**WHAT YOU NEED TO DO:**
Read the records and write them out again exactly.

**TASK DATA:**
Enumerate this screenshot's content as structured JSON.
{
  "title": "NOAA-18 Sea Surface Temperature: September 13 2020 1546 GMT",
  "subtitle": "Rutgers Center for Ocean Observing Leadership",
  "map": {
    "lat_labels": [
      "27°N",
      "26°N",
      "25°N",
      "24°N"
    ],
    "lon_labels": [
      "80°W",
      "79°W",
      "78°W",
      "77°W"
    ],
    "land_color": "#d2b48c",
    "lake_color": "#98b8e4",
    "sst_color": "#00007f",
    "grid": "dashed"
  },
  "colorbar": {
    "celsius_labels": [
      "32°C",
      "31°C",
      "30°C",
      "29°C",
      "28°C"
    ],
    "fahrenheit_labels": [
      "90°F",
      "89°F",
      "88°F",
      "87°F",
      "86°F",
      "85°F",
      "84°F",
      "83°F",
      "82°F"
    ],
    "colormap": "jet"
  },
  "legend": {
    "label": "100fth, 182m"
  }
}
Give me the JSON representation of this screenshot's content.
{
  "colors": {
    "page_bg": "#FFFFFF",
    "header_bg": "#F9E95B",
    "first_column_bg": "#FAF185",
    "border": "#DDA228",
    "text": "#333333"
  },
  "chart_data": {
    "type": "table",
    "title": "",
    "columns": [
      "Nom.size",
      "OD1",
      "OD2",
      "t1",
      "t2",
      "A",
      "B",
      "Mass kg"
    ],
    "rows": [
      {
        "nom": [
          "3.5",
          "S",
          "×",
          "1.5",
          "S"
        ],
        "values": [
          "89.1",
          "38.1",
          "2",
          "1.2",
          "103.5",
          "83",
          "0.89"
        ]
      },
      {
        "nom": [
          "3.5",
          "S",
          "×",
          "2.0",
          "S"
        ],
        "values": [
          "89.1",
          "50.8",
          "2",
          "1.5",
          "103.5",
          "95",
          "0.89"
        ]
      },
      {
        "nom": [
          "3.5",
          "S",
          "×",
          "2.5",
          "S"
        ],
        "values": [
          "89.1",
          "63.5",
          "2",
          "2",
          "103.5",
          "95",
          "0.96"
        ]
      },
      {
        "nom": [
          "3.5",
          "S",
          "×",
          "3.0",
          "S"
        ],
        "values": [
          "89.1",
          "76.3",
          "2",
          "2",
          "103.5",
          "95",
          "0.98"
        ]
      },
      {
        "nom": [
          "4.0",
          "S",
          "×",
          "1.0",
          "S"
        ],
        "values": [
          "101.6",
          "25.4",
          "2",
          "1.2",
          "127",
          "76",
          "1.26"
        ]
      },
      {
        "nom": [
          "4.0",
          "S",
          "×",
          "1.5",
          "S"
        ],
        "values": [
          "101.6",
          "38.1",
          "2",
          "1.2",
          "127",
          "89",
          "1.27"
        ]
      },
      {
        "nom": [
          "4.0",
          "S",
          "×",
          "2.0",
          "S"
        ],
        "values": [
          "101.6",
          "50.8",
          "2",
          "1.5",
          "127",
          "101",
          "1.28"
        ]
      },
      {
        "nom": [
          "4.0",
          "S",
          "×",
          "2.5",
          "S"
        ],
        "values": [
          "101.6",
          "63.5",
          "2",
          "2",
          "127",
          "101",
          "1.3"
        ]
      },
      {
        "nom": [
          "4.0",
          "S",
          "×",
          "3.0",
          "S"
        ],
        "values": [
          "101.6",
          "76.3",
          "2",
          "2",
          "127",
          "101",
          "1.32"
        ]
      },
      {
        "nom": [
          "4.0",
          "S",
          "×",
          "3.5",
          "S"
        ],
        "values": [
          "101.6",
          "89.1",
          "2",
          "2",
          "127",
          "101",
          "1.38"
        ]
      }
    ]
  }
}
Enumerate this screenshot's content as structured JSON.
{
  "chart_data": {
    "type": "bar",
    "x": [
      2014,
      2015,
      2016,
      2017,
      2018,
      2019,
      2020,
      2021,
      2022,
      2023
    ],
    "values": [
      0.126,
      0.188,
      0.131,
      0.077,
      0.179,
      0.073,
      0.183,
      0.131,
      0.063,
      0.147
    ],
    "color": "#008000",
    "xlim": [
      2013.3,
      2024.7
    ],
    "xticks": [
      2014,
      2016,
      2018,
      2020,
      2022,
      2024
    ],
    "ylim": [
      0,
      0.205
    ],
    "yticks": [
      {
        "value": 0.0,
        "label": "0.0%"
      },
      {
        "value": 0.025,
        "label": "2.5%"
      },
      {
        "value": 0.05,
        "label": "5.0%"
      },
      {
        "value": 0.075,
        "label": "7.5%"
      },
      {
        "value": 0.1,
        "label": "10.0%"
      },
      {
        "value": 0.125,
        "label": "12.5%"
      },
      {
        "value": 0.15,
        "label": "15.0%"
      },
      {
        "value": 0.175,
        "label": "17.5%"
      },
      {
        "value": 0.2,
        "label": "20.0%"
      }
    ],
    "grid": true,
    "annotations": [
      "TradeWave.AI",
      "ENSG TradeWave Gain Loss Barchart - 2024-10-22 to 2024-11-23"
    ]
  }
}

**FULL ANSWER:**
Enumerate this screenshot's content as structured JSON.
{
  "title": "NOAA-18 Sea Surface Temperature: September 13 2020 1546 GMT",
  "subtitle": "Rutgers Center for Ocean Observing Leadership",
  "map": {
    "lat_labels": [
      "27°N",
      "26°N",
      "25°N",
      "24°N"
    ],
    "lon_labels": [
      "80°W",
      "79°W",
      "78°W",
      "77°W"
    ],
    "land_color": "#d2b48c",
    "lake_color": "#98b8e4",
    "sst_color": "#00007f",
    "grid": "dashed"
  },
  "colorbar": {
    "celsius_labels": [
      "32°C",
      "31°C",
      "30°C",
      "29°C",
      "28°C"
    ],
    "fahrenheit_labels": [
      "90°F",
      "89°F",
      "88°F",
      "87°F",
      "86°F",
      "85°F",
      "84°F",
      "83°F",
      "82°F"
    ],
    "colormap": "jet"
  },
  "legend": {
    "label": "100fth, 182m"
  }
}
Give me the JSON representation of this screenshot's content.
{
  "colors": {
    "page_bg": "#FFFFFF",
    "header_bg": "#F9E95B",
    "first_column_bg": "#FAF185",
    "border": "#DDA228",
    "text": "#333333"
  },
  "chart_data": {
    "type": "table",
    "title": "",
    "columns": [
      "Nom.size",
      "OD1",
      "OD2",
      "t1",
      "t2",
      "A",
      "B",
      "Mass kg"
    ],
    "rows": [
      {
        "nom": [
          "3.5",
          "S",
          "×",
          "1.5",
          "S"
        ],
        "values": [
          "89.1",
          "38.1",
          "2",
          "1.2",
          "103.5",
          "83",
          "0.89"
        ]
      },
      {
        "nom": [
          "3.5",
          "S",
          "×",
          "2.0",
          "S"
        ],
        "values": [
          "89.1",
          "50.8",
          "2",
          "1.5",
          "103.5",
          "95",
          "0.89"
        ]
      },
      {
        "nom": [
          "3.5",
          "S",
          "×",
          "2.5",
          "S"
        ],
        "values": [
          "89.1",
          "63.5",
          "2",
          "2",
          "103.5",
          "95",
          "0.96"
        ]
      },
      {
        "nom": [
          "3.5",
          "S",
          "×",
          "3.0",
          "S"
        ],
        "values": [
          "89.1",
          "76.3",
          "2",
          "2",
          "103.5",
          "95",
          "0.98"
        ]
      },
      {
        "nom": [
          "4.0",
          "S",
          "×",
          "1.0",
          "S"
        ],
        "values": [
          "101.6",
          "25.4",
          "2",
          "1.2",
          "127",
          "76",
          "1.26"
        ]
      },
      {
        "nom": [
          "4.0",
          "S",
          "×",
          "1.5",
          "S"
        ],
        "values": [
          "101.6",
          "38.1",
          "2",
          "1.2",
          "127",
          "89",
          "1.27"
        ]
      },
      {
        "nom": [
          "4.0",
          "S",
          "×",
          "2.0",
          "S"
        ],
        "values": [
          "101.6",
          "50.8",
          "2",
          "1.5",
          "127",
          "101",
          "1.28"
        ]
      },
      {
        "nom": [
          "4.0",
          "S",
          "×",
          "2.5",
          "S"
        ],
        "values": [
          "101.6",
          "63.5",
          "2",
          "2",
          "127",
          "101",
          "1.3"
        ]
      },
      {
        "nom": [
          "4.0",
          "S",
          "×",
          "3.0",
          "S"
        ],
        "values": [
          "101.6",
          "76.3",
          "2",
          "2",
          "127",
          "101",
          "1.32"
        ]
      },
      {
        "nom": [
          "4.0",
          "S",
          "×",
          "3.5",
          "S"
        ],
        "values": [
          "101.6",
          "89.1",
          "2",
          "2",
          "127",
          "101",
          "1.38"
        ]
      }
    ]
  }
}
Enumerate this screenshot's content as structured JSON.
{
  "chart_data": {
    "type": "bar",
    "x": [
      2014,
      2015,
      2016,
      2017,
      2018,
      2019,
      2020,
      2021,
      2022,
      2023
    ],
    "values": [
      0.126,
      0.188,
      0.131,
      0.077,
      0.179,
      0.073,
      0.183,
      0.131,
      0.063,
      0.147
    ],
    "color": "#008000",
    "xlim": [
      2013.3,
      2024.7
    ],
    "xticks": [
      2014,
      2016,
      2018,
      2020,
      2022,
      2024
    ],
    "ylim": [
      0,
      0.205
    ],
    "yticks": [
      {
        "value": 0.0,
        "label": "0.0%"
      },
      {
        "value": 0.025,
        "label": "2.5%"
      },
      {
        "value": 0.05,
        "label": "5.0%"
      },
      {
        "value": 0.075,
        "label": "7.5%"
      },
      {
        "value": 0.1,
        "label": "10.0%"
      },
      {
        "value": 0.125,
        "label": "12.5%"
      },
      {
        "value": 0.15,
        "label": "15.0%"
      },
      {
        "value": 0.175,
        "label": "17.5%"
      },
      {
        "value": 0.2,
        "label": "20.0%"
      }
    ],
    "grid": true,
    "annotations": [
      "TradeWave.AI",
      "ENSG TradeWave Gain Loss Barchart - 2024-10-22 to 2024-11-23"
    ]
  }
}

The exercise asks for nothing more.